DATA PROVIDED:
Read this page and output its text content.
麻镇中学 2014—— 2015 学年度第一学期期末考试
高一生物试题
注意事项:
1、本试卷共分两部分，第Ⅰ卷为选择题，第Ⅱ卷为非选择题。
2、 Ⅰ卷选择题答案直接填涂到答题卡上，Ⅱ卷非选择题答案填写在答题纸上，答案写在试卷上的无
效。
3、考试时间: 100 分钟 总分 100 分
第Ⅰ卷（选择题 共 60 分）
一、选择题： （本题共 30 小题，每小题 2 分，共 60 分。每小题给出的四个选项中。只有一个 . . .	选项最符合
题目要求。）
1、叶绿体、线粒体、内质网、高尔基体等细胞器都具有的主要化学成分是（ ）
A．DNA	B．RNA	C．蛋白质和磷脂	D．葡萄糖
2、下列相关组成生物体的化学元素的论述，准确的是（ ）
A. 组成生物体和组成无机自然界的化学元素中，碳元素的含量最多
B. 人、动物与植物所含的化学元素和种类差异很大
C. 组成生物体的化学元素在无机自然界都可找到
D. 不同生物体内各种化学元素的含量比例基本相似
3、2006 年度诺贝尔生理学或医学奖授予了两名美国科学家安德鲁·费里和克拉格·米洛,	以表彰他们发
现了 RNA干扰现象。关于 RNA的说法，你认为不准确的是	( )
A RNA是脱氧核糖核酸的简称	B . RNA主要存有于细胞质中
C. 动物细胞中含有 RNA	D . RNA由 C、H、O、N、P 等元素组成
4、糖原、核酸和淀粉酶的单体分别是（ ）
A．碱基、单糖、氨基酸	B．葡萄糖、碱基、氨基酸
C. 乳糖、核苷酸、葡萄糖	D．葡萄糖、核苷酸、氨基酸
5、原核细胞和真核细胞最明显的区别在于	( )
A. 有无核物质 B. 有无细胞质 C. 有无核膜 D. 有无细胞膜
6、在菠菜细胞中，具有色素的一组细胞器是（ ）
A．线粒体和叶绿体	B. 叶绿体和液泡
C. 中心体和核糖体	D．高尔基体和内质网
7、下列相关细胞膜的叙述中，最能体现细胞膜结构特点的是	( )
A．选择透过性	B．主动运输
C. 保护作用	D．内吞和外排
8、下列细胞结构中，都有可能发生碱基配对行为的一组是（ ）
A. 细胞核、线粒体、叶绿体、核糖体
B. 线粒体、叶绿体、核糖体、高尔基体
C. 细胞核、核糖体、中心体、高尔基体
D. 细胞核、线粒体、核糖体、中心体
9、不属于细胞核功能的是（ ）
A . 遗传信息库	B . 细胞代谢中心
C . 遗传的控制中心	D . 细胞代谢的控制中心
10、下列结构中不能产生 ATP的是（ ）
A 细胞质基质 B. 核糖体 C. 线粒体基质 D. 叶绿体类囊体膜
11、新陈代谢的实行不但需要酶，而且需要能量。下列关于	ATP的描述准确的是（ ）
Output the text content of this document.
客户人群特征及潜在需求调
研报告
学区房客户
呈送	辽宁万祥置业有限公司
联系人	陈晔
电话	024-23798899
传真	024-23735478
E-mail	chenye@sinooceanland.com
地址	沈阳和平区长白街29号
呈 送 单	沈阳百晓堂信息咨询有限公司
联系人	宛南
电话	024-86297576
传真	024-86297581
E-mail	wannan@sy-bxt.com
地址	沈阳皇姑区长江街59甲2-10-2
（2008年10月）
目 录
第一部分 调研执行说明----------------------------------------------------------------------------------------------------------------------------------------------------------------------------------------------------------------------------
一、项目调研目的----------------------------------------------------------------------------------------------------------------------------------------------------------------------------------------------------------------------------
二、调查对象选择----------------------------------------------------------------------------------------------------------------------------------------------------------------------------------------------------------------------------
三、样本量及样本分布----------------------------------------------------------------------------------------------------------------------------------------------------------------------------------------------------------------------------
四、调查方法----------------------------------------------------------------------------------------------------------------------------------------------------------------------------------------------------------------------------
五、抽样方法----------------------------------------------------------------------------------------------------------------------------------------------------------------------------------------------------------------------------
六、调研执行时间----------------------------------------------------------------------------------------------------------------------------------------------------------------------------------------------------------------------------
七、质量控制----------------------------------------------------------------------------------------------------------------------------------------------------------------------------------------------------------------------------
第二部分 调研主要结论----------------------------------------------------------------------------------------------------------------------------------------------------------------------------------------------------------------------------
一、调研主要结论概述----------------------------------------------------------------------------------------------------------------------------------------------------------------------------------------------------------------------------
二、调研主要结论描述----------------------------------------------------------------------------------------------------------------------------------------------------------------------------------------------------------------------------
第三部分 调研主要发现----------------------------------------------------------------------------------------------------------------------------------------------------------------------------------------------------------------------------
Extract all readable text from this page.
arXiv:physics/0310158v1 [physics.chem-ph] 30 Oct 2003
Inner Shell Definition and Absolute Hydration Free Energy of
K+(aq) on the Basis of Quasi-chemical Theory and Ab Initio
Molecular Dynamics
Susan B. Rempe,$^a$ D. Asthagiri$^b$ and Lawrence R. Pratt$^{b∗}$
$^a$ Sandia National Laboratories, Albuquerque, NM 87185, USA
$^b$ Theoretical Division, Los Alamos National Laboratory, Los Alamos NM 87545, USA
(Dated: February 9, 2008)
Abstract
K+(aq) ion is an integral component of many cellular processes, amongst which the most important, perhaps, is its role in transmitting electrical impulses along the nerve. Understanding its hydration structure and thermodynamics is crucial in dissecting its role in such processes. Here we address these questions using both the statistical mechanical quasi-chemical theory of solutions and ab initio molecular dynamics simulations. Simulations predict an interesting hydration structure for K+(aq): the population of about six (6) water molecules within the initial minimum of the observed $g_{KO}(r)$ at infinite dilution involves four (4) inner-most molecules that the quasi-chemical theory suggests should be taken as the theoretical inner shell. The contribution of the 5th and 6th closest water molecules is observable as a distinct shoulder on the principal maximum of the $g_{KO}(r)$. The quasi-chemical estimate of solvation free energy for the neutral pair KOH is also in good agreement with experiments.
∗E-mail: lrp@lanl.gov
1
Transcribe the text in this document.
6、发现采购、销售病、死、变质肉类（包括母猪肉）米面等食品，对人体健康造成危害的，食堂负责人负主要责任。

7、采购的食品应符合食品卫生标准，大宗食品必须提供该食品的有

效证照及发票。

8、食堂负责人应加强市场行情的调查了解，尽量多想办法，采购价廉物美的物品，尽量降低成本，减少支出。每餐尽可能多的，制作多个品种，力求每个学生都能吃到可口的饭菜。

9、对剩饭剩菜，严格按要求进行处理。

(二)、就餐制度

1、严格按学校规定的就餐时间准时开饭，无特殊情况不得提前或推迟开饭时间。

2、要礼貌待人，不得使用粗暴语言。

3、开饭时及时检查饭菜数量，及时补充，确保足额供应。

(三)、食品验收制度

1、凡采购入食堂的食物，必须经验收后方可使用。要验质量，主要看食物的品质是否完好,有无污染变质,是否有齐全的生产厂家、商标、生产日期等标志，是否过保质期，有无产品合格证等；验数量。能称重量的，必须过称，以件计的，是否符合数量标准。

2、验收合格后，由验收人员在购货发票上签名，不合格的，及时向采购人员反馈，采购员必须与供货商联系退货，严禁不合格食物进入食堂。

WHAT TO WORK ON:
Give back all the data exactly as written.

RESPONSE TO THIS EXERCISE:
Read this page and output its text content.
麻镇中学 2014—— 2015 学年度第一学期期末考试
高一生物试题
注意事项:
1、本试卷共分两部分，第Ⅰ卷为选择题，第Ⅱ卷为非选择题。
2、 Ⅰ卷选择题答案直接填涂到答题卡上，Ⅱ卷非选择题答案填写在答题纸上，答案写在试卷上的无
效。
3、考试时间: 100 分钟 总分 100 分
第Ⅰ卷（选择题 共 60 分）
一、选择题： （本题共 30 小题，每小题 2 分，共 60 分。每小题给出的四个选项中。只有一个 . . .	选项最符合
题目要求。）
1、叶绿体、线粒体、内质网、高尔基体等细胞器都具有的主要化学成分是（ ）
A．DNA	B．RNA	C．蛋白质和磷脂	D．葡萄糖
2、下列相关组成生物体的化学元素的论述，准确的是（ ）
A. 组成生物体和组成无机自然界的化学元素中，碳元素的含量最多
B. 人、动物与植物所含的化学元素和种类差异很大
C. 组成生物体的化学元素在无机自然界都可找到
D. 不同生物体内各种化学元素的含量比例基本相似
3、2006 年度诺贝尔生理学或医学奖授予了两名美国科学家安德鲁·费里和克拉格·米洛,	以表彰他们发
现了 RNA干扰现象。关于 RNA的说法，你认为不准确的是	( )
A RNA是脱氧核糖核酸的简称	B . RNA主要存有于细胞质中
C. 动物细胞中含有 RNA	D . RNA由 C、H、O、N、P 等元素组成
4、糖原、核酸和淀粉酶的单体分别是（ ）
A．碱基、单糖、氨基酸	B．葡萄糖、碱基、氨基酸
C. 乳糖、核苷酸、葡萄糖	D．葡萄糖、核苷酸、氨基酸
5、原核细胞和真核细胞最明显的区别在于	( )
A. 有无核物质 B. 有无细胞质 C. 有无核膜 D. 有无细胞膜
6、在菠菜细胞中，具有色素的一组细胞器是（ ）
A．线粒体和叶绿体	B. 叶绿体和液泡
C. 中心体和核糖体	D．高尔基体和内质网
7、下列相关细胞膜的叙述中，最能体现细胞膜结构特点的是	( )
A．选择透过性	B．主动运输
C. 保护作用	D．内吞和外排
8、下列细胞结构中，都有可能发生碱基配对行为的一组是（ ）
A. 细胞核、线粒体、叶绿体、核糖体
B. 线粒体、叶绿体、核糖体、高尔基体
C. 细胞核、核糖体、中心体、高尔基体
D. 细胞核、线粒体、核糖体、中心体
9、不属于细胞核功能的是（ ）
A . 遗传信息库	B . 细胞代谢中心
C . 遗传的控制中心	D . 细胞代谢的控制中心
10、下列结构中不能产生 ATP的是（ ）
A 细胞质基质 B. 核糖体 C. 线粒体基质 D. 叶绿体类囊体膜
11、新陈代谢的实行不但需要酶，而且需要能量。下列关于	ATP的描述准确的是（ ）
Output the text content of this document.
客户人群特征及潜在需求调
研报告
学区房客户
呈送	辽宁万祥置业有限公司
联系人	陈晔
电话	024-23798899
传真	024-23735478
E-mail	chenye@sinooceanland.com
地址	沈阳和平区长白街29号
呈 送 单	沈阳百晓堂信息咨询有限公司
联系人	宛南
电话	024-86297576
传真	024-86297581
E-mail	wannan@sy-bxt.com
地址	沈阳皇姑区长江街59甲2-10-2
（2008年10月）
目 录
第一部分 调研执行说明----------------------------------------------------------------------------------------------------------------------------------------------------------------------------------------------------------------------------
一、项目调研目的----------------------------------------------------------------------------------------------------------------------------------------------------------------------------------------------------------------------------
二、调查对象选择----------------------------------------------------------------------------------------------------------------------------------------------------------------------------------------------------------------------------
三、样本量及样本分布----------------------------------------------------------------------------------------------------------------------------------------------------------------------------------------------------------------------------
四、调查方法----------------------------------------------------------------------------------------------------------------------------------------------------------------------------------------------------------------------------
五、抽样方法----------------------------------------------------------------------------------------------------------------------------------------------------------------------------------------------------------------------------
六、调研执行时间----------------------------------------------------------------------------------------------------------------------------------------------------------------------------------------------------------------------------
七、质量控制----------------------------------------------------------------------------------------------------------------------------------------------------------------------------------------------------------------------------
第二部分 调研主要结论----------------------------------------------------------------------------------------------------------------------------------------------------------------------------------------------------------------------------
一、调研主要结论概述----------------------------------------------------------------------------------------------------------------------------------------------------------------------------------------------------------------------------
二、调研主要结论描述----------------------------------------------------------------------------------------------------------------------------------------------------------------------------------------------------------------------------
第三部分 调研主要发现----------------------------------------------------------------------------------------------------------------------------------------------------------------------------------------------------------------------------
Extract all readable text from this page.
arXiv:physics/0310158v1 [physics.chem-ph] 30 Oct 2003
Inner Shell Definition and Absolute Hydration Free Energy of
K+(aq) on the Basis of Quasi-chemical Theory and Ab Initio
Molecular Dynamics
Susan B. Rempe,$^a$ D. Asthagiri$^b$ and Lawrence R. Pratt$^{b∗}$
$^a$ Sandia National Laboratories, Albuquerque, NM 87185, USA
$^b$ Theoretical Division, Los Alamos National Laboratory, Los Alamos NM 87545, USA
(Dated: February 9, 2008)
Abstract
K+(aq) ion is an integral component of many cellular processes, amongst which the most important, perhaps, is its role in transmitting electrical impulses along the nerve. Understanding its hydration structure and thermodynamics is crucial in dissecting its role in such processes. Here we address these questions using both the statistical mechanical quasi-chemical theory of solutions and ab initio molecular dynamics simulations. Simulations predict an interesting hydration structure for K+(aq): the population of about six (6) water molecules within the initial minimum of the observed $g_{KO}(r)$ at infinite dilution involves four (4) inner-most molecules that the quasi-chemical theory suggests should be taken as the theoretical inner shell. The contribution of the 5th and 6th closest water molecules is observable as a distinct shoulder on the principal maximum of the $g_{KO}(r)$. The quasi-chemical estimate of solvation free energy for the neutral pair KOH is also in good agreement with experiments.
∗E-mail: lrp@lanl.gov
1
Transcribe the text in this document.
6、发现采购、销售病、死、变质肉类（包括母猪肉）米面等食品，对人体健康造成危害的，食堂负责人负主要责任。

7、采购的食品应符合食品卫生标准，大宗食品必须提供该食品的有

效证照及发票。

8、食堂负责人应加强市场行情的调查了解，尽量多想办法，采购价廉物美的物品，尽量降低成本，减少支出。每餐尽可能多的，制作多个品种，力求每个学生都能吃到可口的饭菜。

9、对剩饭剩菜，严格按要求进行处理。

(二)、就餐制度

1、严格按学校规定的就餐时间准时开饭，无特殊情况不得提前或推迟开饭时间。

2、要礼貌待人，不得使用粗暴语言。

3、开饭时及时检查饭菜数量，及时补充，确保足额供应。

(三)、食品验收制度

1、凡采购入食堂的食物，必须经验收后方可使用。要验质量，主要看食物的品质是否完好,有无污染变质,是否有齐全的生产厂家、商标、生产日期等标志，是否过保质期，有无产品合格证等；验数量。能称重量的，必须过称，以件计的，是否符合数量标准。

2、验收合格后，由验收人员在购货发票上签名，不合格的，及时向采购人员反馈，采购员必须与供货商联系退货，严禁不合格食物进入食堂。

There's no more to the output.